(Data listing)
******************************

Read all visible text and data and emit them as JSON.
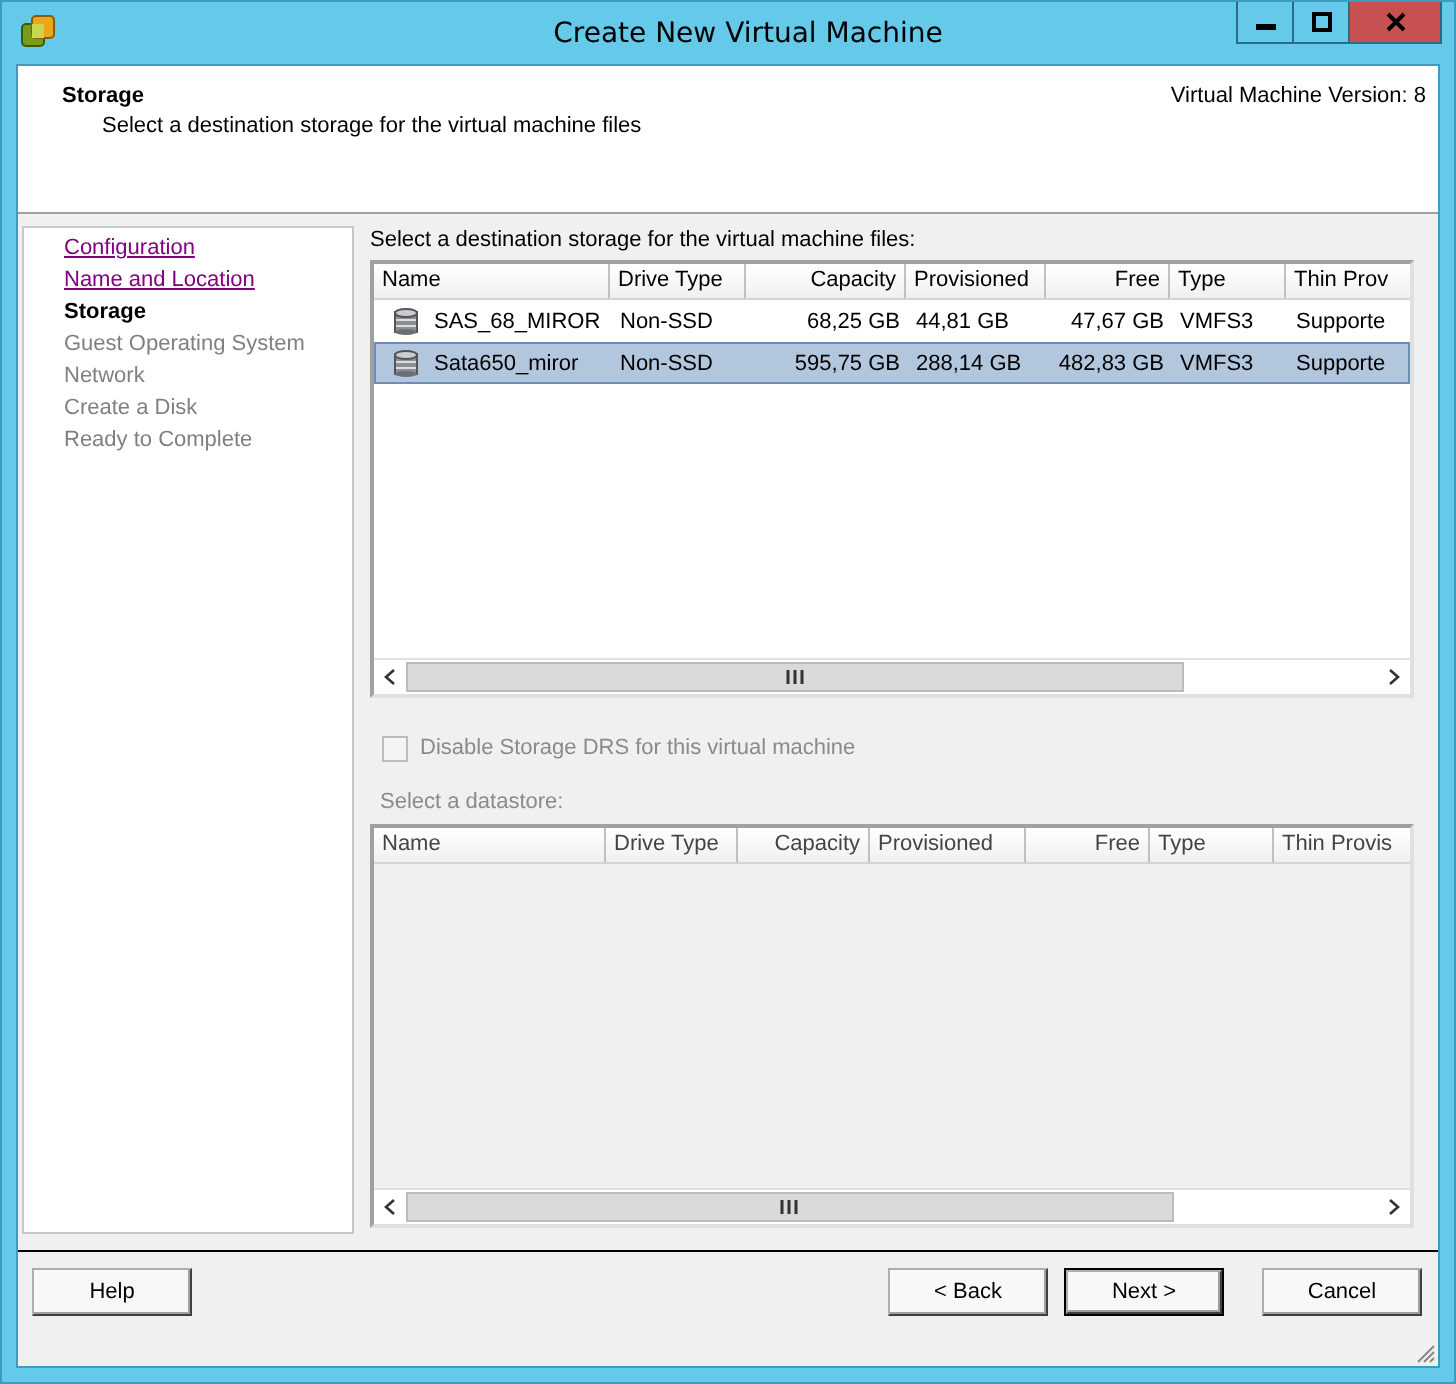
{
  "window": {
    "title": "Create New Virtual Machine"
  },
  "header": {
    "title": "Storage",
    "subtitle": "Select a destination storage for the virtual machine files",
    "version": "Virtual Machine Version: 8"
  },
  "steps": [
    {
      "label": "Configuration",
      "kind": "done"
    },
    {
      "label": "Name and Location",
      "kind": "done"
    },
    {
      "label": "Storage",
      "kind": "current"
    },
    {
      "label": "Guest Operating System",
      "kind": "pending"
    },
    {
      "label": "Network",
      "kind": "pending"
    },
    {
      "label": "Create a Disk",
      "kind": "pending"
    },
    {
      "label": "Ready to Complete",
      "kind": "pending"
    }
  ],
  "storage_prompt": "Select a destination storage for the virtual machine files:",
  "storage_table": {
    "columns": [
      "Name",
      "Drive Type",
      "Capacity",
      "Provisioned",
      "Free",
      "Type",
      "Thin Prov"
    ],
    "rows": [
      {
        "selected": false,
        "cells": [
          "SAS_68_MIROR",
          "Non-SSD",
          "68,25 GB",
          "44,81 GB",
          "47,67 GB",
          "VMFS3",
          "Supporte"
        ]
      },
      {
        "selected": true,
        "cells": [
          "Sata650_miror",
          "Non-SSD",
          "595,75 GB",
          "288,14 GB",
          "482,83 GB",
          "VMFS3",
          "Supporte"
        ]
      }
    ]
  },
  "drs_checkbox": {
    "label": "Disable Storage DRS for this virtual machine",
    "checked": false,
    "disabled": true
  },
  "datastore_prompt": "Select a datastore:",
  "datastore_table": {
    "columns": [
      "Name",
      "Drive Type",
      "Capacity",
      "Provisioned",
      "Free",
      "Type",
      "Thin Provis"
    ]
  },
  "buttons": [
    {
      "label": "Help",
      "default": false
    },
    {
      "label": "< Back",
      "default": false
    },
    {
      "label": "Next >",
      "default": true
    },
    {
      "label": "Cancel",
      "default": false
    }
  ]
}
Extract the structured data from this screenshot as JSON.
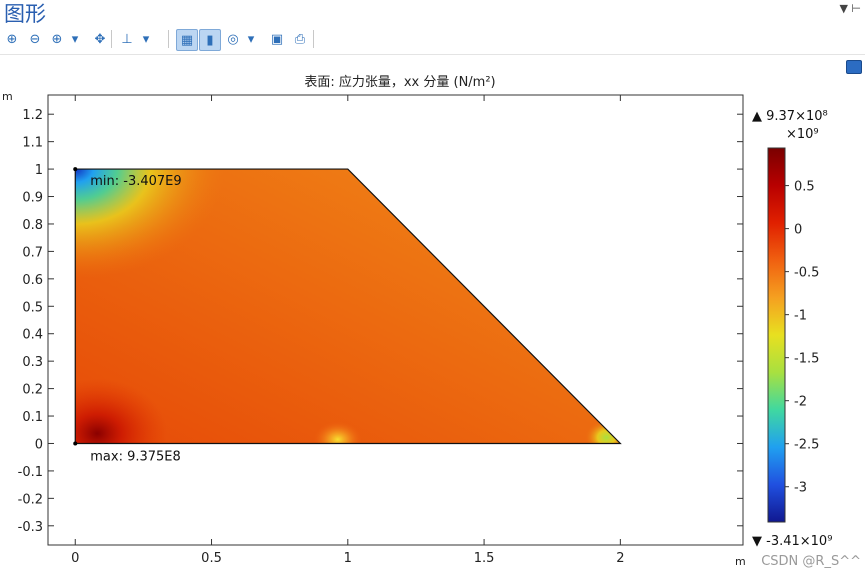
{
  "window": {
    "title": "图形",
    "controls": "▼ ⊢"
  },
  "toolbar": {
    "buttons": [
      {
        "name": "zoom-in-icon",
        "glyph": "⊕"
      },
      {
        "name": "zoom-out-icon",
        "glyph": "⊖"
      },
      {
        "name": "zoom-box-icon",
        "glyph": "⊕"
      },
      {
        "name": "dropdown-icon",
        "glyph": "▾"
      },
      {
        "name": "zoom-extents-icon",
        "glyph": "✥"
      },
      {
        "name": "axis-orientation-icon",
        "glyph": "⊥"
      },
      {
        "name": "dropdown-icon",
        "glyph": "▾"
      },
      {
        "name": "grid-toggle-icon",
        "glyph": "▦"
      },
      {
        "name": "color-legend-icon",
        "glyph": "▮"
      },
      {
        "name": "scene-light-icon",
        "glyph": "◎"
      },
      {
        "name": "dropdown-icon",
        "glyph": "▾"
      },
      {
        "name": "camera-icon",
        "glyph": "▣"
      },
      {
        "name": "print-icon",
        "glyph": "⎙"
      }
    ]
  },
  "plot": {
    "title": "表面: 应力张量，xx 分量 (N/m²)",
    "y_unit": "m",
    "x_unit": "m",
    "min_label": "min: -3.407E9",
    "max_label": "max: 9.375E8"
  },
  "chart_data": {
    "type": "heatmap",
    "title": "表面: 应力张量，xx 分量 (N/m²)",
    "xlim": [
      -0.1,
      2.45
    ],
    "ylim": [
      -0.37,
      1.27
    ],
    "x_ticks": [
      "0",
      "0.5",
      "1",
      "1.5",
      "2"
    ],
    "y_ticks": [
      "1.2",
      "1.1",
      "1",
      "0.9",
      "0.8",
      "0.7",
      "0.6",
      "0.5",
      "0.4",
      "0.3",
      "0.2",
      "0.1",
      "0",
      "-0.1",
      "-0.2",
      "-0.3"
    ],
    "domain_polygon": [
      [
        0,
        0
      ],
      [
        0,
        1
      ],
      [
        1,
        1
      ],
      [
        2,
        0
      ]
    ],
    "min": {
      "value": -3407000000.0,
      "label": "min: -3.407E9",
      "at": [
        0,
        1
      ]
    },
    "max": {
      "value": 937500000.0,
      "label": "max: 9.375E8",
      "at": [
        0,
        0
      ]
    },
    "colorbar": {
      "top_label": "▲ 9.37×10⁸",
      "bottom_label": "▼ -3.41×10⁹",
      "multiplier": "×10⁹",
      "range": [
        -3.41,
        0.937
      ],
      "ticks": [
        "0.5",
        "0",
        "-0.5",
        "-1",
        "-1.5",
        "-2",
        "-2.5",
        "-3"
      ],
      "colors": [
        "#7a0000",
        "#b80000",
        "#e02000",
        "#f06010",
        "#f5a020",
        "#e8e020",
        "#a8e040",
        "#40d8a0",
        "#20a0f0",
        "#2050e0",
        "#101890"
      ]
    }
  },
  "watermark": "CSDN @R_S^^"
}
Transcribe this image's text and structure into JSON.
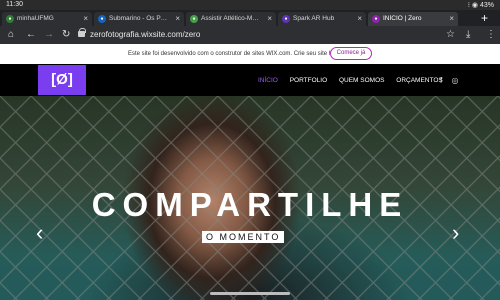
{
  "status_bar": {
    "time": "11:30",
    "right": "⁝ ◉ 43%"
  },
  "tabs": [
    {
      "title": "minhaUFMG",
      "favicon": "ufmg-icon",
      "favicon_color": "#2e7d32"
    },
    {
      "title": "Submarino - Os Produtos",
      "favicon": "submarino-icon",
      "favicon_color": "#1565c0"
    },
    {
      "title": "Assistir Atlético-MG x Co",
      "favicon": "atletico-icon",
      "favicon_color": "#43a047"
    },
    {
      "title": "Spark AR Hub",
      "favicon": "spark-ar-icon",
      "favicon_color": "#5e35b1"
    },
    {
      "title": "INÍCIO | Zero",
      "favicon": "wix-icon",
      "favicon_color": "#8e24aa"
    }
  ],
  "new_tab_label": "+",
  "browser": {
    "url": "zerofotografia.wixsite.com/zero"
  },
  "wix_banner": {
    "text": "Este site foi desenvolvido com o construtor de sites WIX.com. Crie seu site hoje.",
    "cta": "Comece já"
  },
  "site": {
    "logo_text": "[Ø]",
    "nav": [
      "INÍCIO",
      "PORTFOLIO",
      "QUEM SOMOS",
      "ORÇAMENTOS"
    ],
    "social": [
      "f",
      "◎"
    ]
  },
  "hero": {
    "title": "COMPARTILHE",
    "subtitle": "O MOMENTO",
    "prev_arrow": "‹",
    "next_arrow": "›"
  }
}
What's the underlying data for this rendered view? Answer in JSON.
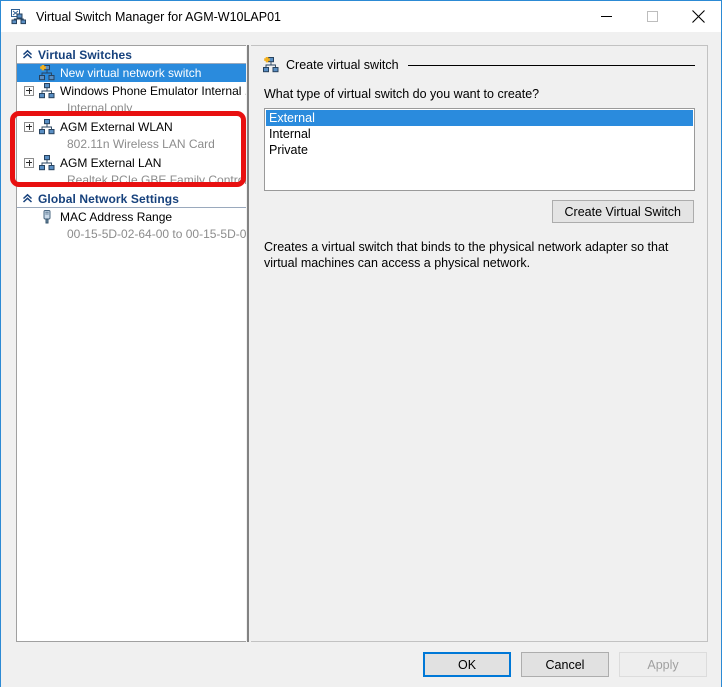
{
  "window": {
    "title": "Virtual Switch Manager for AGM-W10LAP01",
    "icon": "virtual-switch-icon",
    "controls": {
      "minimize": "minimize-icon",
      "maximize": "maximize-icon",
      "close": "close-icon"
    }
  },
  "tree": {
    "groups": [
      {
        "header": "Virtual Switches",
        "nodes": [
          {
            "label": "New virtual network switch",
            "sub": "",
            "icon": "new-virtual-switch-icon",
            "expandable": false,
            "selected": true
          },
          {
            "label": "Windows Phone Emulator Internal ...",
            "sub": "Internal only",
            "icon": "virtual-switch-icon",
            "expandable": true,
            "selected": false
          },
          {
            "label": "AGM External WLAN",
            "sub": "802.11n Wireless LAN Card",
            "icon": "virtual-switch-icon",
            "expandable": true,
            "selected": false
          },
          {
            "label": "AGM External LAN",
            "sub": "Realtek PCIe GBE Family Controller",
            "icon": "virtual-switch-icon",
            "expandable": true,
            "selected": false
          }
        ]
      },
      {
        "header": "Global Network Settings",
        "nodes": [
          {
            "label": "MAC Address Range",
            "sub": "00-15-5D-02-64-00 to 00-15-5D-0...",
            "icon": "mac-address-icon",
            "expandable": false,
            "selected": false
          }
        ]
      }
    ]
  },
  "right_panel": {
    "header": "Create virtual switch",
    "header_icon": "new-virtual-switch-icon",
    "question": "What type of virtual switch do you want to create?",
    "options": [
      {
        "label": "External",
        "selected": true
      },
      {
        "label": "Internal",
        "selected": false
      },
      {
        "label": "Private",
        "selected": false
      }
    ],
    "create_button": "Create Virtual Switch",
    "description": "Creates a virtual switch that binds to the physical network adapter so that virtual machines can access a physical network."
  },
  "footer": {
    "ok": "OK",
    "cancel": "Cancel",
    "apply": "Apply"
  },
  "annotation": {
    "color": "#e81010",
    "shape": "rounded-rectangle-highlight"
  },
  "colors": {
    "selection": "#2a8bdd",
    "group_header_text": "#16417c",
    "window_border": "#2c8ad4",
    "focus_border": "#0078d7",
    "annotation": "#e81010"
  }
}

******************************

> Work to be completed
Copy out all lines where the word "JSON" appears.

> Task output
Read all visible text and data and emit them as JSON.
Extract the structured data from this screenshot as JSON.
Transcribe this image's text and structure into JSON.
What's the underlying data for this rendered view? Answer in JSON.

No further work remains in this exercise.